* start *

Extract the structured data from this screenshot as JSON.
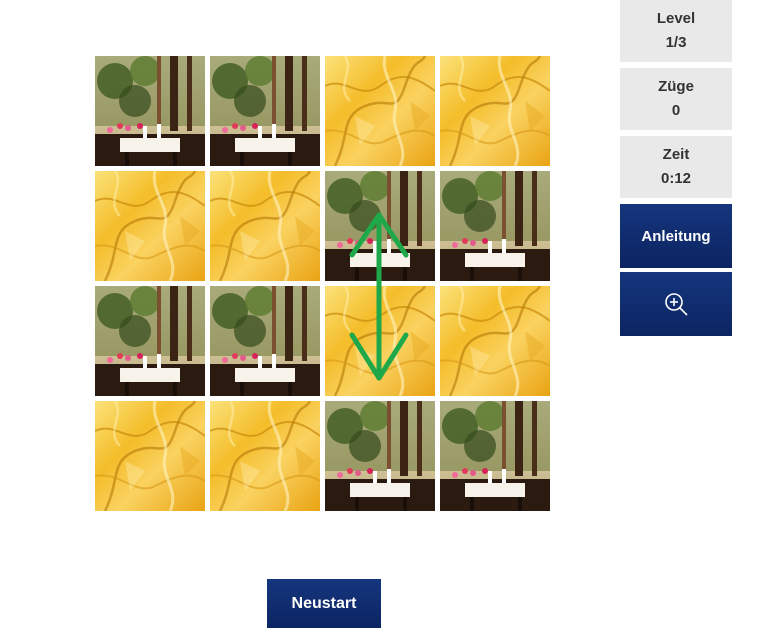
{
  "game": {
    "grid": [
      [
        "photo",
        "photo",
        "gold",
        "gold"
      ],
      [
        "gold",
        "gold",
        "photo",
        "photo"
      ],
      [
        "photo",
        "photo",
        "gold",
        "gold"
      ],
      [
        "gold",
        "gold",
        "photo",
        "photo"
      ]
    ],
    "hint_swap": {
      "from": [
        1,
        2
      ],
      "to": [
        2,
        2
      ],
      "color": "#1fa84a"
    }
  },
  "stats": {
    "level_label": "Level",
    "level_value": "1/3",
    "moves_label": "Züge",
    "moves_value": "0",
    "time_label": "Zeit",
    "time_value": "0:12"
  },
  "buttons": {
    "instructions": "Anleitung",
    "zoom_icon": "zoom-in-icon",
    "restart": "Neustart"
  },
  "colors": {
    "button_bg": "#0e2a6b",
    "stat_bg": "#e9e9e9",
    "gold": "#f3b820"
  }
}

* end *

TASK PROMPT: Review the preceding data and report every line that includes the string "from".

THE ANSWER:
Extract the structured data from this screenshot as JSON.
      "from": [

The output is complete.